▶ _Provided records_:
::::

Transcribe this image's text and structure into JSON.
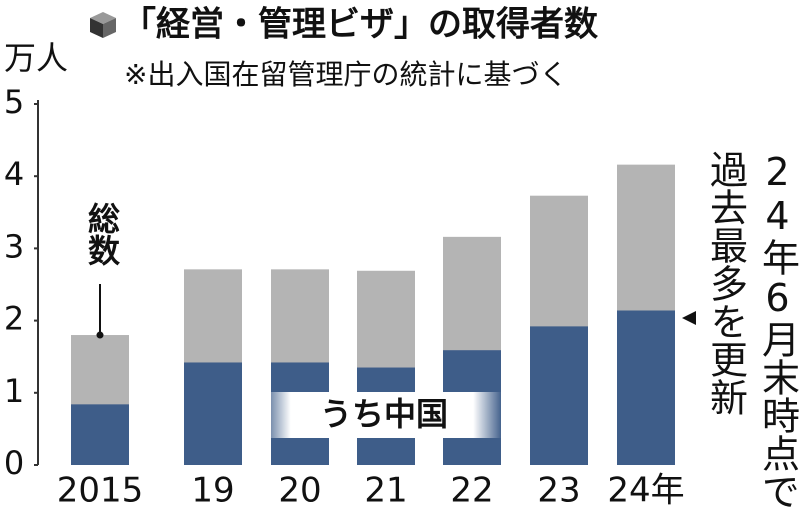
{
  "chart_data": {
    "type": "bar",
    "title": "「経営・管理ビザ」の取得者数",
    "subtitle": "※出入国在留管理庁の統計に基づく",
    "y_label": "万人",
    "categories": [
      "2015",
      "19",
      "20",
      "21",
      "22",
      "23",
      "24年"
    ],
    "series": [
      {
        "name": "総数",
        "color": "#b4b4b4",
        "values": [
          1.8,
          2.71,
          2.71,
          2.69,
          3.16,
          3.73,
          4.16
        ]
      },
      {
        "name": "うち中国",
        "color": "#3e5d89",
        "values": [
          0.84,
          1.42,
          1.42,
          1.35,
          1.59,
          1.92,
          2.14
        ]
      }
    ],
    "ylim": [
      0,
      5
    ],
    "yticks": [
      0,
      1,
      2,
      3,
      4,
      5
    ],
    "grid": false,
    "annotation": [
      "24年6月末時点で",
      "過去最多を更新"
    ]
  }
}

::::

▶ _Required work_: Working from the lines above, reproduce the material exactly and exclude its pictures.

▶ _Correct output_:
Transcribe this image's text and structure into JSON.
{
  "chart_data": {
    "type": "bar",
    "title": "「経営・管理ビザ」の取得者数",
    "subtitle": "※出入国在留管理庁の統計に基づく",
    "y_label": "万人",
    "categories": [
      "2015",
      "19",
      "20",
      "21",
      "22",
      "23",
      "24年"
    ],
    "series": [
      {
        "name": "総数",
        "color": "#b4b4b4",
        "values": [
          1.8,
          2.71,
          2.71,
          2.69,
          3.16,
          3.73,
          4.16
        ]
      },
      {
        "name": "うち中国",
        "color": "#3e5d89",
        "values": [
          0.84,
          1.42,
          1.42,
          1.35,
          1.59,
          1.92,
          2.14
        ]
      }
    ],
    "ylim": [
      0,
      5
    ],
    "yticks": [
      0,
      1,
      2,
      3,
      4,
      5
    ],
    "grid": false,
    "annotation": [
      "24年6月末時点で",
      "過去最多を更新"
    ]
  }
}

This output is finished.